Please pull out every line that includes the string "using".
===== PROVIDED RECORDS =====
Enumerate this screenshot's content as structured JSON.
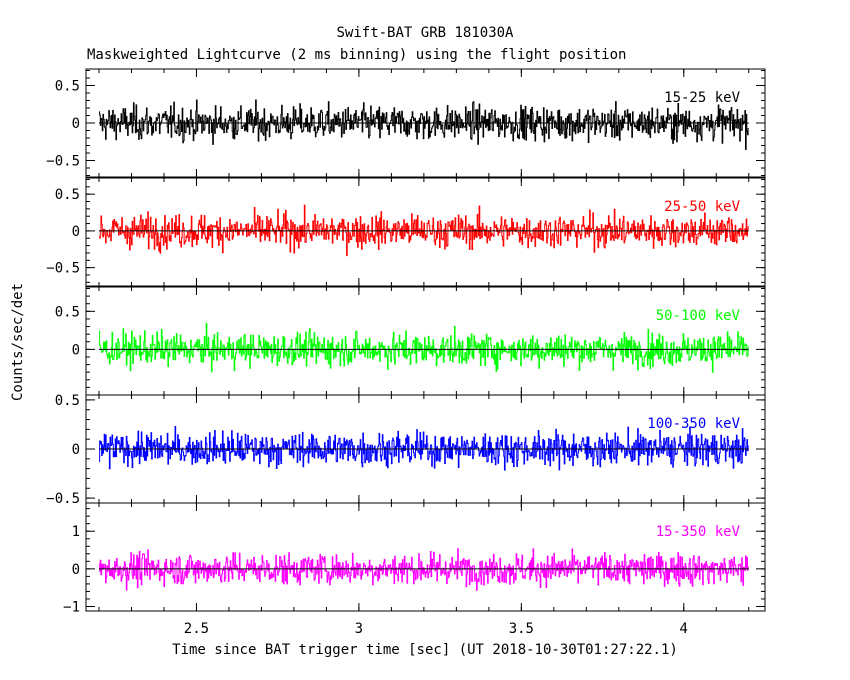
{
  "header": {
    "title": "Swift-BAT GRB 181030A",
    "subtitle": "Maskweighted Lightcurve (2 ms binning) using the flight position"
  },
  "axes": {
    "xlabel": "Time since BAT trigger time [sec] (UT 2018-10-30T01:27:22.1)",
    "ylabel": "Counts/sec/det"
  },
  "chart_data": {
    "type": "line",
    "title": "Swift-BAT GRB 181030A",
    "subtitle": "Maskweighted Lightcurve (2 ms binning) using the flight position",
    "xlabel": "Time since BAT trigger time [sec] (UT 2018-10-30T01:27:22.1)",
    "ylabel": "Counts/sec/det",
    "xlim": [
      2.16,
      4.25
    ],
    "x_range_of_data": [
      2.2,
      4.2
    ],
    "bin_width_sec": 0.002,
    "x_ticks": [
      2.5,
      3,
      3.5,
      4
    ],
    "x_tick_labels": [
      "2.5",
      "3",
      "3.5",
      "4"
    ],
    "grid": false,
    "panels": [
      {
        "name": "15-25 keV",
        "color": "#000000",
        "ylim": [
          -0.72,
          0.72
        ],
        "y_ticks": [
          -0.5,
          0,
          0.5
        ],
        "y_tick_labels": [
          "−0.5",
          "0",
          "0.5"
        ],
        "noise_amplitude": 0.4,
        "mean": 0.0
      },
      {
        "name": "25-50 keV",
        "color": "#ff0000",
        "ylim": [
          -0.75,
          0.72
        ],
        "y_ticks": [
          -0.5,
          0,
          0.5
        ],
        "y_tick_labels": [
          "−0.5",
          "0",
          "0.5"
        ],
        "noise_amplitude": 0.4,
        "mean": 0.0
      },
      {
        "name": "50-100 keV",
        "color": "#00ff00",
        "ylim": [
          -0.6,
          0.82
        ],
        "y_ticks": [
          0,
          0.5
        ],
        "y_tick_labels": [
          "0",
          "0.5"
        ],
        "noise_amplitude": 0.38,
        "mean": 0.0
      },
      {
        "name": "100-350 keV",
        "color": "#0000ff",
        "ylim": [
          -0.55,
          0.55
        ],
        "y_ticks": [
          -0.5,
          0,
          0.5
        ],
        "y_tick_labels": [
          "−0.5",
          "0",
          "0.5"
        ],
        "noise_amplitude": 0.3,
        "mean": 0.0
      },
      {
        "name": "15-350 keV",
        "color": "#ff00ff",
        "ylim": [
          -1.12,
          1.75
        ],
        "y_ticks": [
          -1,
          0,
          1
        ],
        "y_tick_labels": [
          "−1",
          "0",
          "1"
        ],
        "noise_amplitude": 0.75,
        "mean": 0.0
      }
    ]
  }
}
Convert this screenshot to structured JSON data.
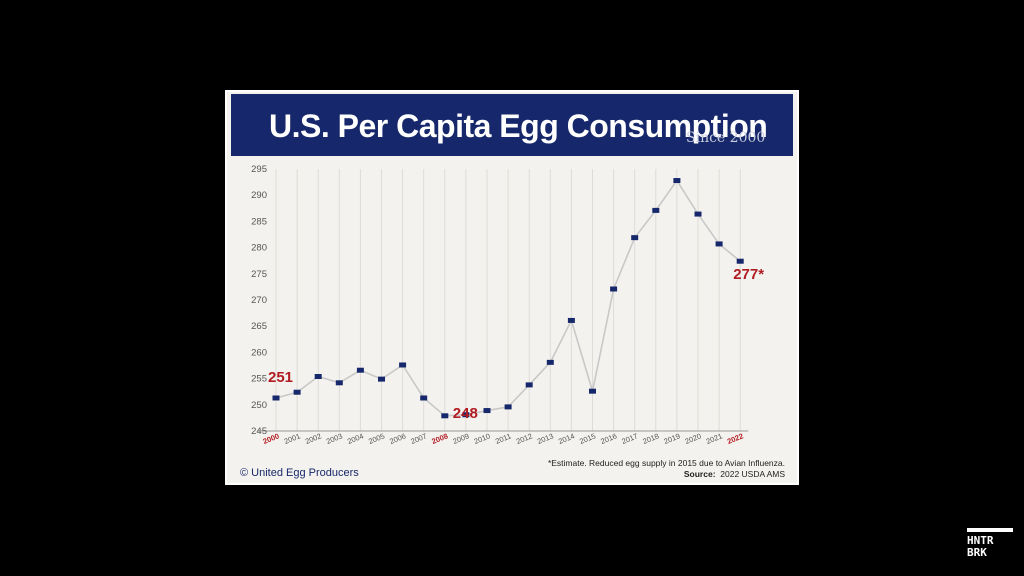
{
  "chart_data": {
    "type": "line",
    "title": "U.S. Per Capita Egg Consumption",
    "subtitle": "Since 2000",
    "x": [
      "2000",
      "2001",
      "2002",
      "2003",
      "2004",
      "2005",
      "2006",
      "2007",
      "2008",
      "2009",
      "2010",
      "2011",
      "2012",
      "2013",
      "2014",
      "2015",
      "2016",
      "2017",
      "2018",
      "2019",
      "2020",
      "2021",
      "2022"
    ],
    "highlighted_x": [
      "2000",
      "2008",
      "2022"
    ],
    "series": [
      {
        "values": [
          251.3,
          252.4,
          255.4,
          254.2,
          256.6,
          254.9,
          257.6,
          251.3,
          247.9,
          248.1,
          248.9,
          249.6,
          253.8,
          258.1,
          266.1,
          252.6,
          272.1,
          281.9,
          287.1,
          292.8,
          286.4,
          280.7,
          277.4
        ]
      }
    ],
    "ylim": [
      245,
      295
    ],
    "yticks": [
      245,
      250,
      255,
      260,
      265,
      270,
      275,
      280,
      285,
      290,
      295
    ],
    "annotations": [
      {
        "label": "251",
        "index": 0
      },
      {
        "label": "248",
        "index": 8
      },
      {
        "label": "277*",
        "index": 22
      }
    ],
    "grid": "vertical",
    "colors": {
      "line": "#c8c8c8",
      "marker": "#16286b",
      "highlight": "#b01c22",
      "banner": "#16286b"
    }
  },
  "copyright": "© United Egg Producers",
  "footnote": "*Estimate.  Reduced egg supply in 2015 due to Avian Influenza.",
  "source_label": "Source:",
  "source_text": "2022 USDA AMS",
  "logo": {
    "line1": "HNTR",
    "line2": "BRK"
  }
}
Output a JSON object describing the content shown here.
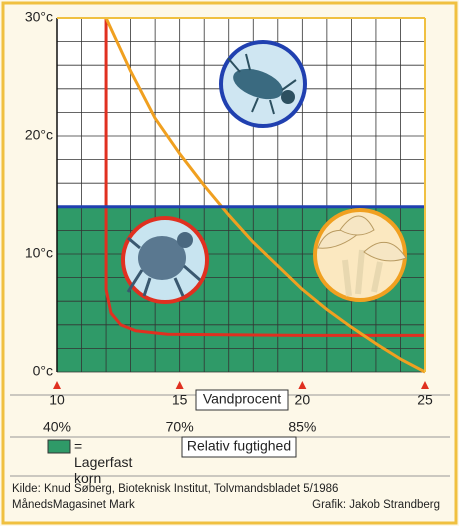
{
  "chart_data": {
    "type": "line",
    "xlim": [
      10,
      25
    ],
    "ylim": [
      0,
      30
    ],
    "xticks": [
      10,
      15,
      20,
      25
    ],
    "yticks": [
      {
        "value": 0,
        "label": "0°c"
      },
      {
        "value": 10,
        "label": "10°c"
      },
      {
        "value": 20,
        "label": "20°c"
      },
      {
        "value": 30,
        "label": "30°c"
      }
    ],
    "xgrid": [
      10,
      11,
      12,
      13,
      14,
      15,
      16,
      17,
      18,
      19,
      20,
      21,
      22,
      23,
      24,
      25
    ],
    "ygrid": [
      0,
      2,
      4,
      6,
      8,
      10,
      12,
      14,
      16,
      18,
      20,
      22,
      24,
      26,
      28,
      30
    ],
    "xlabel": "Vandprocent",
    "humidity_ticks": [
      {
        "value": 10,
        "label": "40%"
      },
      {
        "value": 15,
        "label": "70%"
      },
      {
        "value": 20,
        "label": "85%"
      }
    ],
    "humidity_label": "Relativ fugtighed",
    "series": [
      {
        "color": "#e03020",
        "x": [
          12,
          12,
          12.2,
          12.6,
          13.2,
          14.5,
          20,
          25
        ],
        "values": [
          30,
          7,
          5,
          4,
          3.5,
          3.2,
          3.1,
          3.1
        ]
      },
      {
        "color": "#f0a020",
        "x": [
          12,
          13,
          14,
          15,
          16,
          17,
          18,
          19,
          20,
          21,
          22,
          23,
          24,
          25
        ],
        "values": [
          30,
          25.5,
          21.5,
          18.5,
          15.8,
          13.3,
          11,
          9,
          7,
          5.3,
          3.8,
          2.4,
          1.1,
          0
        ]
      },
      {
        "color": "#2040b0",
        "x": [
          10,
          25
        ],
        "values": [
          14,
          14
        ]
      }
    ],
    "region": {
      "label": "= Lagerfast korn",
      "color": "#2f9a68",
      "ymax": 14
    },
    "source": [
      "Kilde: Knud Søberg, Bioteknisk Institut, Tolvmandsbladet 5/1986",
      "MånedsMagasinet Mark",
      "Grafik: Jakob Strandberg"
    ]
  }
}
=====
## TASK RESPONSE
    "subtitle": "Maskweighted Lightcurve (2 ms binning) using the flight position"
    "subtitle": "Maskweighted Lightcurve (2 ms binning) using the flight position",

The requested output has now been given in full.